Excerpted text:
*****

Reputation: 11
I'm using randomforest to analyze a training set of 600 rows of 21 variables.
# Construct Random Forest Model
rfmodel <- randomForest(default ~ .,
data = train.df,
ntree = 500,
mtry = 4,
importance = TRUE,
LocalImp = TRUE,
replace = FALSE)
print(rfmodel)
This generates the following:
> rfmodel <- randomForest(default ~ .,
+ data = train.df,
+ ntree = 500,
+ mtry = 4,
+ importance = TRUE,
+ LocalImp = TRUE,
+ replace = FALSE)
> Warning message:
> In randomForest.default(m, y, ...) :
> The response has five or fewer unique values. Are you sure you want to do
> regression?
> print(rfmodel)
>Call:
randomForest(formula = default ~ ., data = train.df, ntree = 500, mtry = 4, importance = TRUE, LocalImp = TRUE, replace = FALSE)
Type of random forest: regression
Number of trees: 500
No. of variables tried at each split: 4
Mean of squared residuals: 0.1577596
% Var explained: 23.89
This is missing the confusion matrix for some reason. When I try to generate the err.rate, it gives me this:
head(rfmodel$err.rate)
NULL
Upvotes: 1
Views: 951
Reputation: 37641
I think that you want to do classification, but default is being treated as a numeric variable. try class(train.df$default)
. If that is in fact a numeric variable, you will need to convert it to a factor before running RF.
Upvotes: 1

*****

Record extracts:
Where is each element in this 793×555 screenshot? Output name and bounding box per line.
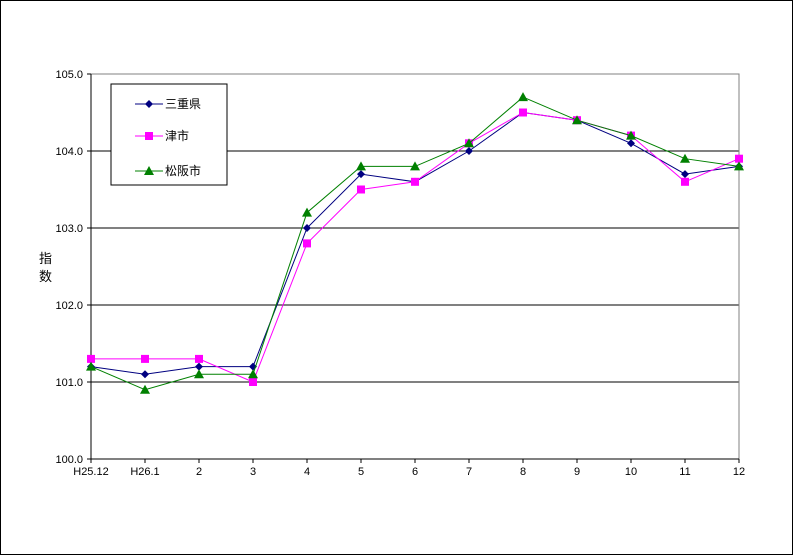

*****

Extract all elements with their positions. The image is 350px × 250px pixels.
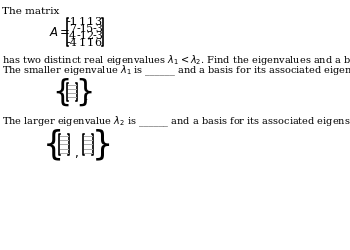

*****

What is asked:
- A) In the random forest thread, what type of random forest does the printed model output report?
- B) From the random forest thread, list every named argument passed to randomForest in the model code, each with its value.
The rows are separate material and are unrelated to the random forest thread.

The results:
- A) Regression

- B)
data = train.df
ntree = 500
mtry = 4
importance = TRUE
LocalImp = TRUE
replace = FALSE